==== Information given ====
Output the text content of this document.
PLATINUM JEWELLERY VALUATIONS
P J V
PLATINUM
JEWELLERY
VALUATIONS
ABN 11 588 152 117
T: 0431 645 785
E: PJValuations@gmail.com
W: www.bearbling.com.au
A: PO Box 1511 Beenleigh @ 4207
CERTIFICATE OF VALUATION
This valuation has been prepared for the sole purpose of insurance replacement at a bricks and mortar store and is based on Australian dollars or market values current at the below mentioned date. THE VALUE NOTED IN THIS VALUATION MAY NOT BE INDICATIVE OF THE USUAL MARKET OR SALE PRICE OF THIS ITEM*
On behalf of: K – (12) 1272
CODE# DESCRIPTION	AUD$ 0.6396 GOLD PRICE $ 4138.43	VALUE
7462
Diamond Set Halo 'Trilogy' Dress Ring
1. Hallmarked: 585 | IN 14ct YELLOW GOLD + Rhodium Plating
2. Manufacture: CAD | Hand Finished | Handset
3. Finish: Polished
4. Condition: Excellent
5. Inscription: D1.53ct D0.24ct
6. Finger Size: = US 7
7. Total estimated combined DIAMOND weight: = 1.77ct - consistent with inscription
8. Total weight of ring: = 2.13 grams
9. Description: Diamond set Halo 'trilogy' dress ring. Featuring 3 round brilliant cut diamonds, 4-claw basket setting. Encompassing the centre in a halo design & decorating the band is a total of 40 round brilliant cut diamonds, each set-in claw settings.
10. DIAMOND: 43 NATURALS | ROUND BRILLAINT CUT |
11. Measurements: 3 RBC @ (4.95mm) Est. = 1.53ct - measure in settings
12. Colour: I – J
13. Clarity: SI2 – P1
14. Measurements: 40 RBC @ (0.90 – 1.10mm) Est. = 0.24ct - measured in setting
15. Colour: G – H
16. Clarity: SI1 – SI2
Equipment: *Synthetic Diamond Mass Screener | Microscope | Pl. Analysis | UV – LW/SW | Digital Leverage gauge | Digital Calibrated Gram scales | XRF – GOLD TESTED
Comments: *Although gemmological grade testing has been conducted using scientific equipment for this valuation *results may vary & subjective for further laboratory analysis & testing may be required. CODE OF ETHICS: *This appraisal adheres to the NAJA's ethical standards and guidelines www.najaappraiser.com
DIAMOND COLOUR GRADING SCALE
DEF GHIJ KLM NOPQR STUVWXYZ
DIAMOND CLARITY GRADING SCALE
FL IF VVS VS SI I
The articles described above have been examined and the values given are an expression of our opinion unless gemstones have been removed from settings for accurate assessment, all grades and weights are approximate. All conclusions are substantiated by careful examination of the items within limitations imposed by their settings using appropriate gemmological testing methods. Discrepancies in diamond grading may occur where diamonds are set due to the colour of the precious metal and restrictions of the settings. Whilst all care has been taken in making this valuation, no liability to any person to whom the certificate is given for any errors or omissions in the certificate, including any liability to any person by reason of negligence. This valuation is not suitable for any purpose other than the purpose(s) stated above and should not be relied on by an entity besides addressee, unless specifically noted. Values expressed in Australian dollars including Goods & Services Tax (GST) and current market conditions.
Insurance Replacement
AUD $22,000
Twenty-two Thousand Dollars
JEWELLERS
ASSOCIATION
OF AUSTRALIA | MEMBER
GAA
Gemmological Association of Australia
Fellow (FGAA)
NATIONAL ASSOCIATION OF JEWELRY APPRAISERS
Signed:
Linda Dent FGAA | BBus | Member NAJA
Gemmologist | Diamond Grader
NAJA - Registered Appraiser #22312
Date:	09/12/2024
====
◆ Exercise requirements
Please list every line of the records that contains "Measurements".

◆ The response
11. Measurements: 3 RBC @ (4.95mm) Est. = 1.53ct - measure in settings
14. Measurements: 40 RBC @ (0.90 – 1.10mm) Est. = 0.24ct - measured in setting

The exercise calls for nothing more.